* [TASK]: Lines containing the word "JSON" are to be counted; state their number and nothing further.

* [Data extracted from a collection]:
::::::

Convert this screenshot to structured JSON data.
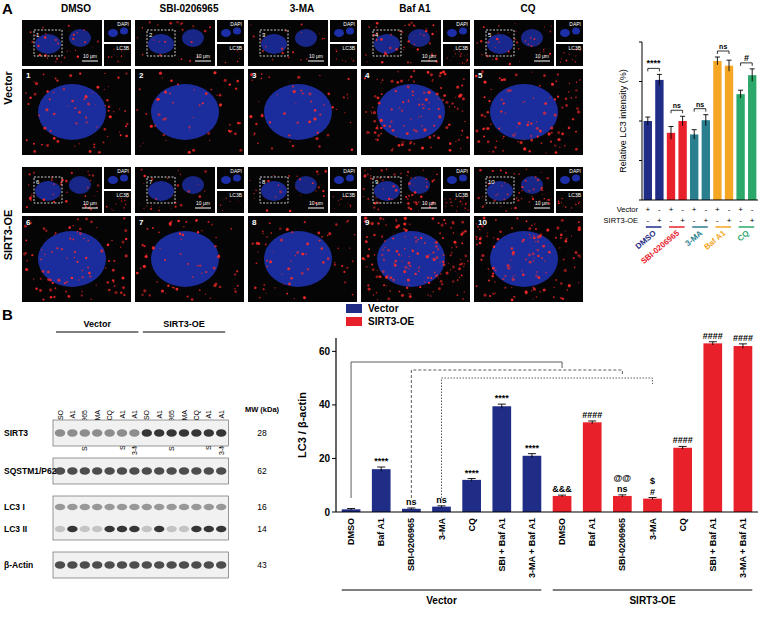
{
  "panel_a": {
    "label": "A",
    "columns": [
      "DMSO",
      "SBI-0206965",
      "3-MA",
      "Baf A1",
      "CQ"
    ],
    "rows": [
      "Vector",
      "SIRT3-OE"
    ],
    "insets": [
      "DAPI",
      "LC3B"
    ],
    "scale_bar": "10 μm",
    "zoom_labels": [
      "1",
      "2",
      "3",
      "4",
      "5",
      "6",
      "7",
      "8",
      "9",
      "10"
    ]
  },
  "panel_b": {
    "label": "B"
  },
  "blot": {
    "lanes": [
      "DMSO",
      "Baf A1",
      "SBI-0206965",
      "3-MA",
      "CQ",
      "SBI + Baf A1",
      "3-MA + Baf A1",
      "DMSO",
      "Baf A1",
      "SBI-0206965",
      "3-MA",
      "CQ",
      "SBI + Baf A1",
      "3-MA + Baf A1"
    ],
    "group_labels": [
      "Vector",
      "SIRT3-OE"
    ],
    "mw_header": "MW (kDa)",
    "rows": [
      {
        "labels": [
          "SIRT3"
        ],
        "mw": [
          "28"
        ]
      },
      {
        "labels": [
          "SQSTM1/P62"
        ],
        "mw": [
          "62"
        ]
      },
      {
        "labels": [
          "LC3 I",
          "LC3 II"
        ],
        "mw": [
          "16",
          "14"
        ]
      },
      {
        "labels": [
          "β-Actin"
        ],
        "mw": [
          "43"
        ]
      }
    ]
  },
  "chart_data": [
    {
      "type": "bar",
      "y_label": "Relative LC3 intensity (%)",
      "categories": [
        "DMSO",
        "SBI-0206965",
        "3-MA",
        "Baf A1",
        "CQ"
      ],
      "ylim": [
        0,
        200
      ],
      "yticks": [
        0,
        50,
        100,
        150,
        200
      ],
      "tick_labels": "x",
      "grid": false,
      "significance": [
        "****",
        "ns",
        "ns",
        "ns",
        "#"
      ],
      "series": [
        {
          "name": "Vector",
          "colors": [
            "#1f2d86",
            "#e8202a",
            "#2a7f8f",
            "#f5a623",
            "#2ca86a"
          ],
          "values": [
            100,
            85,
            83,
            176,
            134
          ],
          "errors": [
            5,
            8,
            6,
            5,
            5
          ],
          "signs": [
            "+",
            "-",
            "+",
            "-",
            "+",
            "-",
            "+",
            "-",
            "+",
            "-"
          ]
        },
        {
          "name": "SIRT3-OE",
          "colors": [
            "#1f2d86",
            "#e8202a",
            "#2a7f8f",
            "#f5a623",
            "#2ca86a"
          ],
          "values": [
            152,
            100,
            101,
            170,
            158
          ],
          "errors": [
            7,
            6,
            7,
            7,
            8
          ],
          "signs": [
            "-",
            "+",
            "-",
            "+",
            "-",
            "+",
            "-",
            "+",
            "-",
            "+"
          ]
        }
      ]
    },
    {
      "type": "bar",
      "y_label": "LC3 / β-actin",
      "categories": [
        "DMSO",
        "Baf A1",
        "SBI-0206965",
        "3-MA",
        "CQ",
        "SBI + Baf A1",
        "3-MA + Baf A1",
        "DMSO",
        "Baf A1",
        "SBI-0206965",
        "3-MA",
        "CQ",
        "SBI + Baf A1",
        "3-MA + Baf A1"
      ],
      "ylim": [
        0,
        65
      ],
      "yticks": [
        0,
        20,
        40,
        60
      ],
      "legend": "top-left",
      "grid": false,
      "series": [
        {
          "name": "Vector",
          "color": "#1f2d86",
          "values": [
            1,
            16,
            1.2,
            2,
            12,
            39.5,
            21,
            null,
            null,
            null,
            null,
            null,
            null,
            null
          ],
          "errors": [
            0.3,
            0.8,
            0.3,
            0.3,
            0.5,
            0.8,
            0.8,
            null,
            null,
            null,
            null,
            null,
            null,
            null
          ],
          "significance": [
            null,
            "****",
            "ns",
            "ns",
            "****",
            "****",
            "****",
            null,
            null,
            null,
            null,
            null,
            null,
            null
          ],
          "significance_2": [
            null,
            null,
            null,
            null,
            null,
            null,
            null,
            null,
            null,
            null,
            null,
            null,
            null,
            null
          ]
        },
        {
          "name": "SIRT3-OE",
          "color": "#e8202a",
          "values": [
            null,
            null,
            null,
            null,
            null,
            null,
            null,
            6,
            33.5,
            6,
            5,
            24,
            63,
            62
          ],
          "errors": [
            null,
            null,
            null,
            null,
            null,
            null,
            null,
            0.3,
            0.5,
            0.4,
            0.4,
            0.5,
            0.6,
            0.8
          ],
          "significance": [
            null,
            null,
            null,
            null,
            null,
            null,
            null,
            "&&&",
            "####",
            "ns",
            "#",
            "####",
            "####",
            "####"
          ],
          "significance_2": [
            null,
            null,
            null,
            null,
            null,
            null,
            null,
            null,
            null,
            "@@",
            "$",
            null,
            null,
            null
          ]
        }
      ]
    }
  ]
}
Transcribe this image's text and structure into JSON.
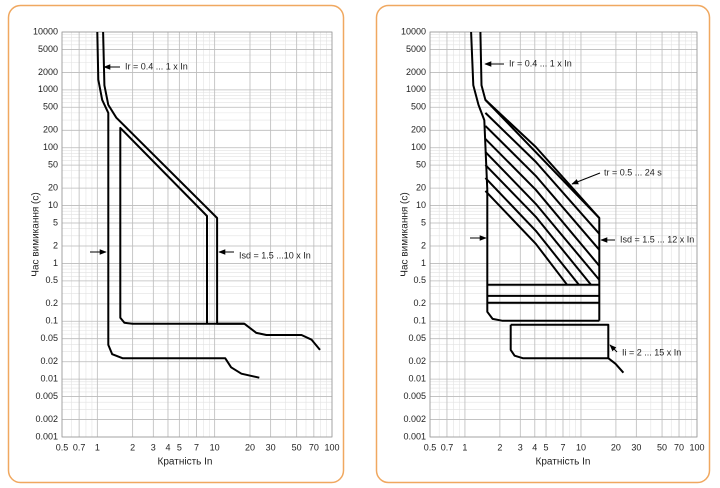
{
  "chart_data": [
    {
      "type": "line",
      "xlabel": "Кратність In",
      "ylabel": "Час вимикання (с)",
      "xscale": "log",
      "yscale": "log",
      "xlim": [
        0.5,
        100
      ],
      "ylim": [
        0.001,
        10000
      ],
      "xticks": [
        0.5,
        0.7,
        1,
        2,
        3,
        4,
        5,
        7,
        10,
        20,
        30,
        50,
        70,
        100
      ],
      "yticks": [
        0.001,
        0.002,
        0.005,
        0.01,
        0.02,
        0.05,
        0.1,
        0.2,
        0.5,
        1,
        2,
        5,
        10,
        20,
        50,
        100,
        200,
        500,
        1000,
        2000,
        5000,
        10000
      ],
      "grid": true,
      "series": [
        {
          "color": "#000000",
          "x": [
            1.0,
            1.02,
            1.1,
            1.24,
            1.24,
            1.34,
            1.64,
            12.3,
            13.8,
            16.9,
            24
          ],
          "values": [
            10000,
            1500,
            670,
            400,
            0.039,
            0.027,
            0.023,
            0.023,
            0.016,
            0.0124,
            0.0106
          ]
        },
        {
          "color": "#000000",
          "x": [
            1.12,
            1.15,
            1.24,
            1.45,
            10.5,
            10.5,
            17.9,
            22.7,
            27.6,
            55,
            67,
            79
          ],
          "values": [
            10000,
            1200,
            550,
            330,
            6.1,
            0.091,
            0.091,
            0.063,
            0.058,
            0.058,
            0.048,
            0.032
          ]
        },
        {
          "color": "#000000",
          "x": [
            8.6,
            8.6,
            1.57,
            1.57,
            1.7,
            2.0,
            17.9
          ],
          "values": [
            0.091,
            6.6,
            220,
            0.115,
            0.094,
            0.091,
            0.091
          ]
        }
      ],
      "annotations": [
        "Ir = 0.4 ... 1 x In",
        "Isd = 1.5 ...10 x In"
      ]
    },
    {
      "type": "line",
      "xlabel": "Кратність In",
      "ylabel": "Час вимикання (с)",
      "xscale": "log",
      "yscale": "log",
      "xlim": [
        0.5,
        100
      ],
      "ylim": [
        0.001,
        10000
      ],
      "xticks": [
        0.5,
        0.7,
        1,
        2,
        3,
        4,
        5,
        7,
        10,
        20,
        30,
        50,
        70,
        100
      ],
      "yticks": [
        0.001,
        0.002,
        0.005,
        0.01,
        0.02,
        0.05,
        0.1,
        0.2,
        0.5,
        1,
        2,
        5,
        10,
        20,
        50,
        100,
        200,
        500,
        1000,
        2000,
        5000,
        10000
      ],
      "grid": true,
      "series": [
        {
          "color": "#000000",
          "x": [
            1.13,
            1.18,
            1.31,
            1.47,
            1.56,
            1.56,
            1.73,
            2.11,
            14.4
          ],
          "values": [
            10000,
            1200,
            550,
            300,
            18.7,
            0.146,
            0.11,
            0.102,
            0.102
          ]
        },
        {
          "color": "#000000",
          "x": [
            1.36,
            1.39,
            1.5,
            14.4,
            14.4
          ],
          "values": [
            10000,
            1200,
            670,
            6.1,
            0.102
          ]
        },
        {
          "color": "#000000",
          "x": [
            1.5,
            4.08,
            14.4
          ],
          "values": [
            670,
            103,
            6.1
          ]
        },
        {
          "color": "#000000",
          "x": [
            1.5,
            4.08,
            14.4
          ],
          "values": [
            400,
            56.9,
            3.25
          ]
        },
        {
          "color": "#000000",
          "x": [
            1.5,
            4.08,
            14.4
          ],
          "values": [
            238,
            32.6,
            1.72
          ]
        },
        {
          "color": "#000000",
          "x": [
            1.5,
            4.08,
            14.4
          ],
          "values": [
            142,
            18.7,
            0.91
          ]
        },
        {
          "color": "#000000",
          "x": [
            1.5,
            4.08,
            14.4
          ],
          "values": [
            84.6,
            10.7,
            0.52
          ]
        },
        {
          "color": "#000000",
          "x": [
            1.5,
            4.08,
            12.2
          ],
          "values": [
            50.5,
            6.4,
            0.427
          ]
        },
        {
          "color": "#000000",
          "x": [
            1.5,
            4.08,
            9.6
          ],
          "values": [
            30.1,
            3.66,
            0.427
          ]
        },
        {
          "color": "#000000",
          "x": [
            1.5,
            4.08,
            7.6
          ],
          "values": [
            17.9,
            2.18,
            0.427
          ]
        },
        {
          "color": "#000000",
          "x": [
            1.56,
            14.4
          ],
          "values": [
            0.427,
            0.427
          ]
        },
        {
          "color": "#000000",
          "x": [
            1.56,
            14.4
          ],
          "values": [
            0.275,
            0.275
          ]
        },
        {
          "color": "#000000",
          "x": [
            1.56,
            14.4
          ],
          "values": [
            0.209,
            0.209
          ]
        },
        {
          "color": "#000000",
          "x": [
            2.48,
            2.48,
            2.68,
            3.15,
            17.2,
            19.8,
            23.2
          ],
          "values": [
            0.087,
            0.032,
            0.0254,
            0.023,
            0.023,
            0.0185,
            0.0129
          ]
        },
        {
          "color": "#000000",
          "x": [
            2.48,
            17.2,
            17.2
          ],
          "values": [
            0.087,
            0.087,
            0.023
          ]
        }
      ],
      "annotations": [
        "Ir = 0.4 ... 1 x In",
        "tr = 0.5 ... 24 s",
        "Isd = 1.5 ... 12 x In",
        "Ii = 2 ... 15 x In"
      ]
    }
  ]
}
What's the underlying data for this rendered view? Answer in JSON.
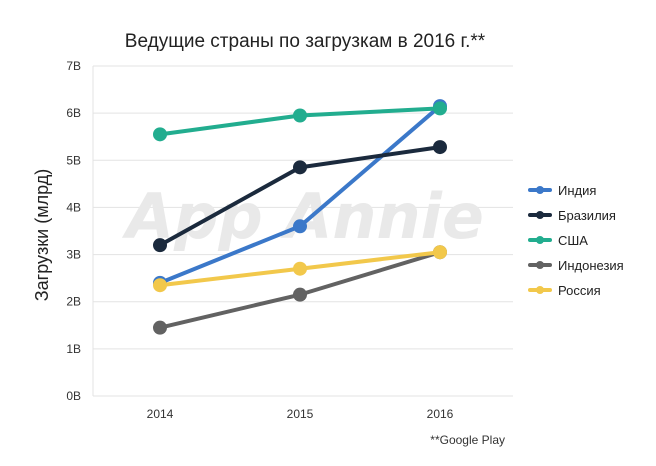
{
  "chart_data": {
    "type": "line",
    "title": "Ведущие страны по загрузкам в 2016 г.**",
    "xlabel": "",
    "ylabel": "Загрузки (млрд)",
    "categories": [
      "2014",
      "2015",
      "2016"
    ],
    "ylim": [
      0,
      7
    ],
    "yticks": [
      "0B",
      "1B",
      "2B",
      "3B",
      "4B",
      "5B",
      "6B",
      "7B"
    ],
    "grid": true,
    "legend_position": "right",
    "series": [
      {
        "name": "Индия",
        "color": "#3b78c9",
        "values": [
          2.4,
          3.6,
          6.15
        ]
      },
      {
        "name": "Бразилия",
        "color": "#1b2a3d",
        "values": [
          3.2,
          4.85,
          5.28
        ]
      },
      {
        "name": "США",
        "color": "#22ad8f",
        "values": [
          5.55,
          5.95,
          6.1
        ]
      },
      {
        "name": "Индонезия",
        "color": "#626262",
        "values": [
          1.45,
          2.15,
          3.05
        ]
      },
      {
        "name": "Россия",
        "color": "#f2c84b",
        "values": [
          2.35,
          2.7,
          3.05
        ]
      }
    ],
    "watermark": "App Annie",
    "source_note": "**Google Play"
  }
}
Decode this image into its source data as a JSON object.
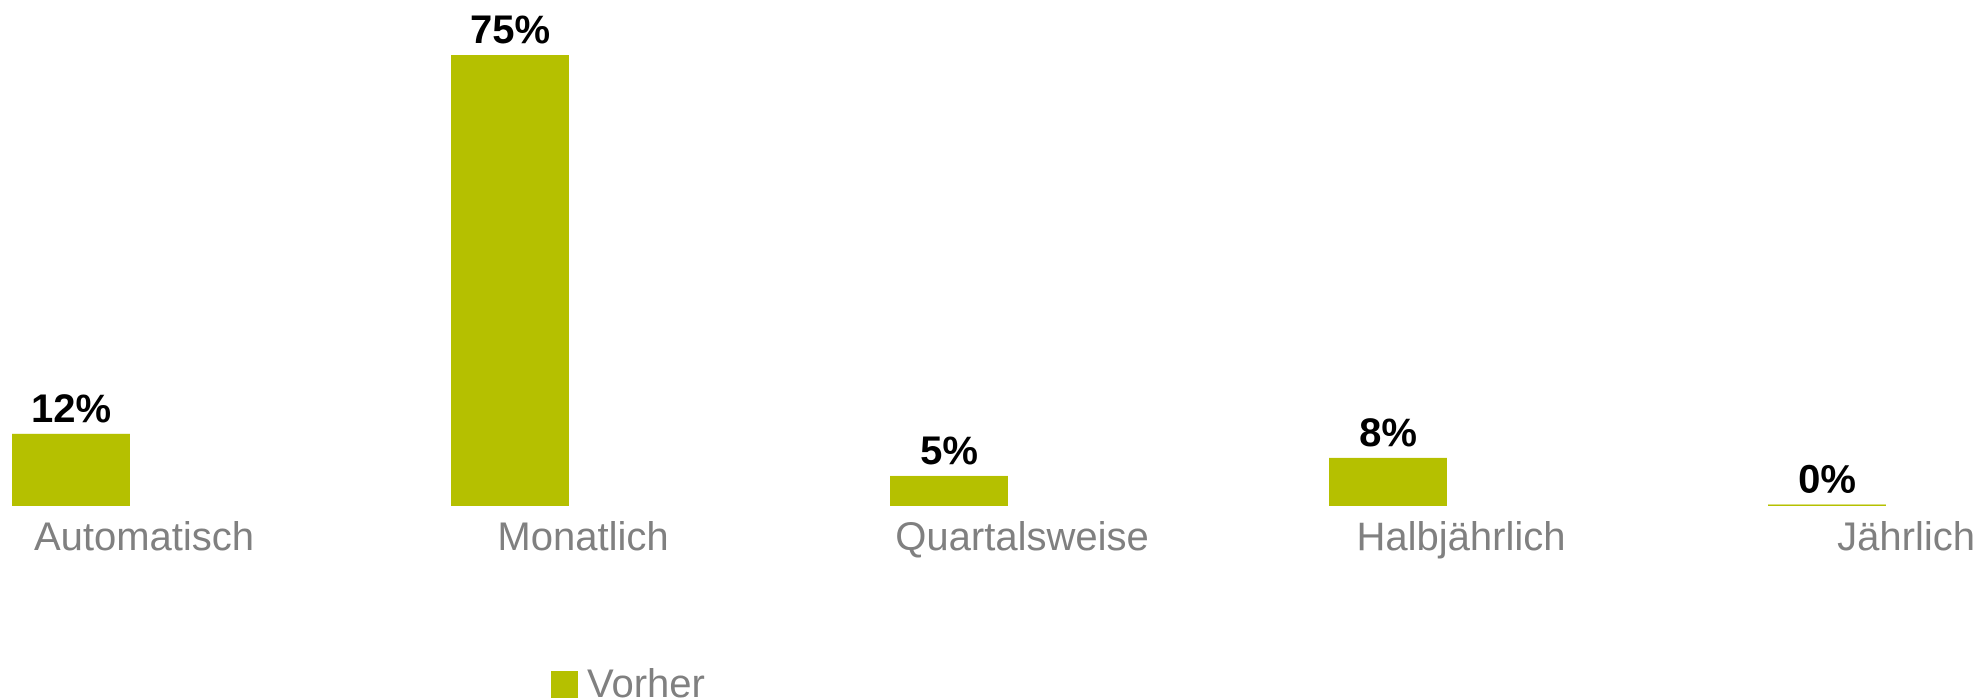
{
  "chart_data": {
    "type": "bar",
    "categories": [
      "Automatisch",
      "Monatlich",
      "Quartalsweise",
      "Halbjährlich",
      "Jährlich"
    ],
    "series": [
      {
        "name": "Vorher",
        "values": [
          12,
          75,
          5,
          8,
          0
        ],
        "labels": [
          "12%",
          "75%",
          "5%",
          "8%",
          "0%"
        ],
        "color": "#b5c000"
      }
    ],
    "title": "",
    "xlabel": "",
    "ylabel": "",
    "ylim": [
      0,
      75
    ],
    "grid": false,
    "legend": "bottom",
    "label_color": "#000000",
    "category_color": "#808080"
  }
}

::::::

* [OUTPUT FOR THIS TASK]: 4